■ WORK INSTRUCTIONS
Rewrite all of the data below with every instance of "gear-hole" changed to "gear-aperture" and everything else kept the same. Leave the pictures out of your answer.

— Begin STORED ROWS —

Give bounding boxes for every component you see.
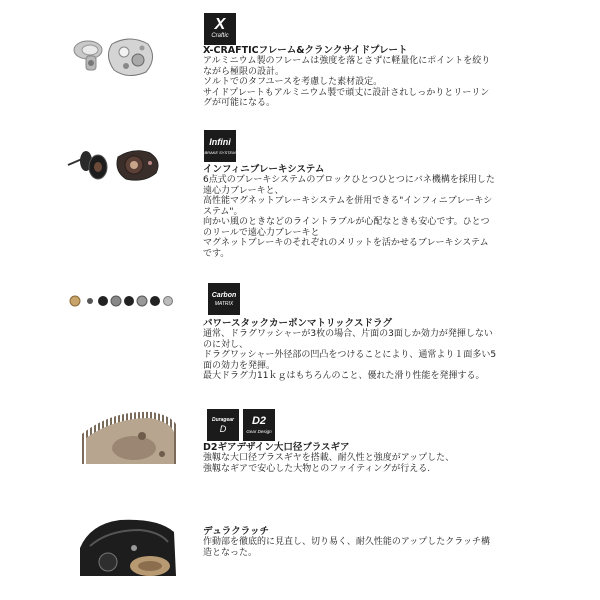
description-line: 造となった。 xyxy=(203,547,258,558)
feature-text xyxy=(203,318,533,382)
description-line: ソルトでのタフユースを考慮した素材設定。 xyxy=(203,77,383,87)
feature-text xyxy=(203,45,533,109)
feature-title: デュラクラッチ xyxy=(203,526,270,537)
logo-caption: MATRIX xyxy=(214,300,234,307)
logo-mark: Duragear xyxy=(212,416,234,423)
crank-side-plate-part xyxy=(108,39,152,76)
drag-washers-photo xyxy=(68,292,180,310)
description-line: 6点式のブレーキシステムのブロックひとつひとつにバネ機構を採用した xyxy=(203,175,495,185)
washer xyxy=(70,296,80,306)
feature-text xyxy=(203,442,533,474)
description-line: 向かい風のときなどのライントラブルが心配なときも安心です。ひとつ xyxy=(203,217,490,227)
logo-caption: Gear Design xyxy=(246,429,272,434)
brake-spool-part xyxy=(68,151,107,179)
d2-gear-design-logo-badge xyxy=(243,409,275,441)
washer xyxy=(150,296,160,306)
logo-mark: Infini xyxy=(209,137,231,147)
description-line: です。 xyxy=(203,248,230,259)
logo-mark: Carbon xyxy=(211,291,237,299)
reel-spool-core xyxy=(138,561,162,571)
xcraftic-logo-badge xyxy=(204,13,236,45)
brake-system-photo xyxy=(64,145,164,185)
description-line: グが可能になる。 xyxy=(203,98,276,108)
gear-hub xyxy=(112,436,156,460)
gear-hole xyxy=(159,451,165,457)
carbon-matrix-logo-badge xyxy=(208,283,240,315)
brass-gear-photo xyxy=(82,408,178,464)
brake-sideplate-part xyxy=(117,151,158,180)
description-line: 遠心力ブレーキと、 xyxy=(203,185,284,196)
description-line: 高性能マグネットブレーキシステムを併用できる"インフィニブレーキシ xyxy=(203,196,493,206)
duragear-logo-badge xyxy=(207,409,239,441)
description-line: アルミニウム製のフレームは強度を落とさずに軽量化にポイントを絞り xyxy=(203,56,491,66)
logo-mark: D2 xyxy=(251,415,267,427)
description-line: 最大ドラグ力11ｋｇはもちろんのこと、優れた滑り性能を発揮する。 xyxy=(203,371,485,381)
feature-title: D2ギアデザイン大口径ブラスギア xyxy=(203,442,350,453)
logo-caption: Craftic xyxy=(211,33,229,39)
description-line: 強靱なギアで安心した大物とのファイティングが行える. xyxy=(203,463,431,474)
washer xyxy=(87,298,93,304)
gear-hole xyxy=(138,432,146,440)
description-line: 面の効力を発揮。 xyxy=(203,360,276,371)
aluminum-frame-part xyxy=(74,41,102,70)
description-line: ステム"。 xyxy=(203,206,243,217)
washer xyxy=(98,296,108,306)
logo-mark: X xyxy=(214,16,226,33)
description-line: のに対し、 xyxy=(203,339,249,350)
feature-title: パワースタックカーボンマトリックスドラグ xyxy=(203,318,393,329)
description-line: ドラグワッシャー外径部の凹凸をつけることにより、通常より１面多い5 xyxy=(203,350,497,360)
description-line: のリールで遠心力ブレーキと xyxy=(203,227,320,238)
feature-text xyxy=(203,526,533,558)
description-line: 通常、ドラグワッシャーが3枚の場合、片面の3面しか効力が発揮しない xyxy=(203,329,493,339)
washer xyxy=(137,296,147,306)
description-line: サイドプレートもアルミニウム製で頑丈に設計されしっかりとリーリン xyxy=(203,87,490,98)
feature-title: X-CRAFTICフレーム&クランクサイドプレート xyxy=(203,45,408,56)
reel-screw xyxy=(131,545,137,551)
logo-caption: D xyxy=(219,423,227,434)
description-line: 強靱な大口径ブラスギヤを搭載、耐久性と強度がアップした、 xyxy=(203,453,455,463)
washer xyxy=(111,296,121,306)
description-line: マグネットブレーキのそれぞれのメリットを活かせるブレーキシステム xyxy=(203,238,489,248)
infini-brake-logo-badge xyxy=(204,130,236,162)
logo-caption: BRAKE SYSTEM xyxy=(204,150,236,155)
frame-and-sideplate-photo xyxy=(70,36,160,82)
description-line: ながら極限の設計。 xyxy=(203,66,285,77)
clutch-reel-photo xyxy=(80,518,176,576)
feature-text xyxy=(203,164,533,259)
washer xyxy=(124,296,134,306)
feature-title: インフィニブレーキシステム xyxy=(203,164,325,175)
washer xyxy=(164,297,173,306)
description-line: 作動部を徹底的に見直し、切り易く、耐久性能のアップしたクラッチ構 xyxy=(203,537,491,547)
reel-knob xyxy=(99,553,117,571)
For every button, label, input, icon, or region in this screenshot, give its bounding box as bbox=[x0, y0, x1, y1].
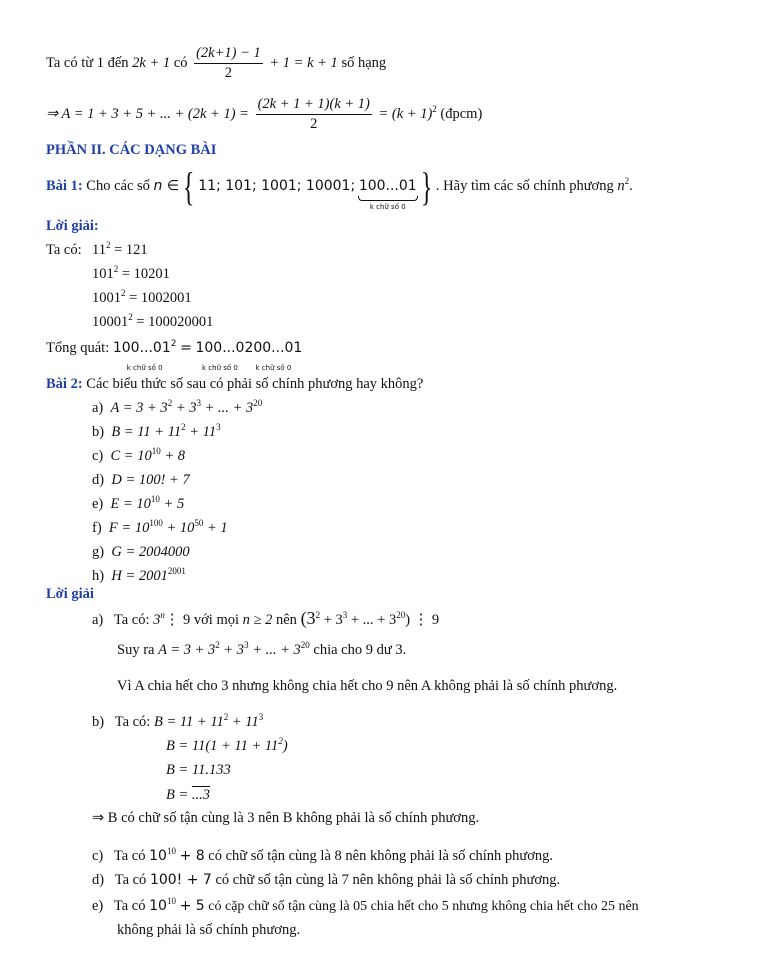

— End STORED ROWS —

■ THE REPLY
Give bounding boxes for every component you see.
description-line: 造となった。 xyxy=(203,547,258,558)
feature-text xyxy=(203,318,533,382)
description-line: ソルトでのタフユースを考慮した素材設定。 xyxy=(203,77,383,87)
feature-text xyxy=(203,45,533,109)
feature-title: デュラクラッチ xyxy=(203,526,270,537)
logo-caption: MATRIX xyxy=(214,300,234,307)
logo-mark: Duragear xyxy=(212,416,234,423)
crank-side-plate-part xyxy=(108,39,152,76)
drag-washers-photo xyxy=(68,292,180,310)
description-line: 6点式のブレーキシステムのブロックひとつひとつにバネ機構を採用した xyxy=(203,175,495,185)
washer xyxy=(70,296,80,306)
feature-text xyxy=(203,442,533,474)
description-line: 向かい風のときなどのライントラブルが心配なときも安心です。ひとつ xyxy=(203,217,490,227)
logo-caption: Gear Design xyxy=(246,429,272,434)
brake-spool-part xyxy=(68,151,107,179)
d2-gear-design-logo-badge xyxy=(243,409,275,441)
washer xyxy=(150,296,160,306)
logo-mark: Infini xyxy=(209,137,231,147)
description-line: です。 xyxy=(203,248,230,259)
logo-mark: Carbon xyxy=(211,291,237,299)
reel-spool-core xyxy=(138,561,162,571)
xcraftic-logo-badge xyxy=(204,13,236,45)
brake-system-photo xyxy=(64,145,164,185)
description-line: グが可能になる。 xyxy=(203,98,276,108)
gear-hub xyxy=(112,436,156,460)
gear-aperture xyxy=(159,451,165,457)
carbon-matrix-logo-badge xyxy=(208,283,240,315)
brass-gear-photo xyxy=(82,408,178,464)
brake-sideplate-part xyxy=(117,151,158,180)
description-line: 遠心力ブレーキと、 xyxy=(203,185,284,196)
description-line: 高性能マグネットブレーキシステムを併用できる"インフィニブレーキシ xyxy=(203,196,493,206)
duragear-logo-badge xyxy=(207,409,239,441)
description-line: アルミニウム製のフレームは強度を落とさずに軽量化にポイントを絞り xyxy=(203,56,491,66)
logo-mark: D2 xyxy=(251,415,267,427)
description-line: 最大ドラグ力11ｋｇはもちろんのこと、優れた滑り性能を発揮する。 xyxy=(203,371,485,381)
feature-title: D2ギアデザイン大口径ブラスギア xyxy=(203,442,350,453)
logo-caption: Craftic xyxy=(211,33,229,39)
description-line: 強靱なギアで安心した大物とのファイティングが行える. xyxy=(203,463,431,474)
washer xyxy=(87,298,93,304)
gear-aperture xyxy=(138,432,146,440)
description-line: 面の効力を発揮。 xyxy=(203,360,276,371)
aluminum-frame-part xyxy=(74,41,102,70)
description-line: ステム"。 xyxy=(203,206,243,217)
washer xyxy=(98,296,108,306)
logo-mark: X xyxy=(214,16,226,33)
description-line: のに対し、 xyxy=(203,339,249,350)
feature-title: パワースタックカーボンマトリックスドラグ xyxy=(203,318,393,329)
description-line: ドラグワッシャー外径部の凹凸をつけることにより、通常より１面多い5 xyxy=(203,350,497,360)
description-line: のリールで遠心力ブレーキと xyxy=(203,227,320,238)
feature-text xyxy=(203,526,533,558)
description-line: 通常、ドラグワッシャーが3枚の場合、片面の3面しか効力が発揮しない xyxy=(203,329,493,339)
washer xyxy=(137,296,147,306)
description-line: サイドプレートもアルミニウム製で頑丈に設計されしっかりとリーリン xyxy=(203,87,490,98)
feature-title: X-CRAFTICフレーム&クランクサイドプレート xyxy=(203,45,408,56)
reel-screw xyxy=(131,545,137,551)
logo-caption: D xyxy=(219,423,227,434)
description-line: 強靱な大口径ブラスギヤを搭載、耐久性と強度がアップした、 xyxy=(203,453,455,463)
washer xyxy=(111,296,121,306)
description-line: マグネットブレーキのそれぞれのメリットを活かせるブレーキシステム xyxy=(203,238,489,248)
infini-brake-logo-badge xyxy=(204,130,236,162)
logo-caption: BRAKE SYSTEM xyxy=(204,150,236,155)
frame-and-sideplate-photo xyxy=(70,36,160,82)
description-line: ながら極限の設計。 xyxy=(203,66,285,77)
clutch-reel-photo xyxy=(80,518,176,576)
feature-text xyxy=(203,164,533,259)
washer xyxy=(124,296,134,306)
feature-title: インフィニブレーキシステム xyxy=(203,164,325,175)
washer xyxy=(164,297,173,306)
description-line: 作動部を徹底的に見直し、切り易く、耐久性能のアップしたクラッチ構 xyxy=(203,537,491,547)
reel-knob xyxy=(99,553,117,571)
For every button, label, input, icon, or region in this screenshot, give its bounding box as bbox=[x0, y0, x1, y1].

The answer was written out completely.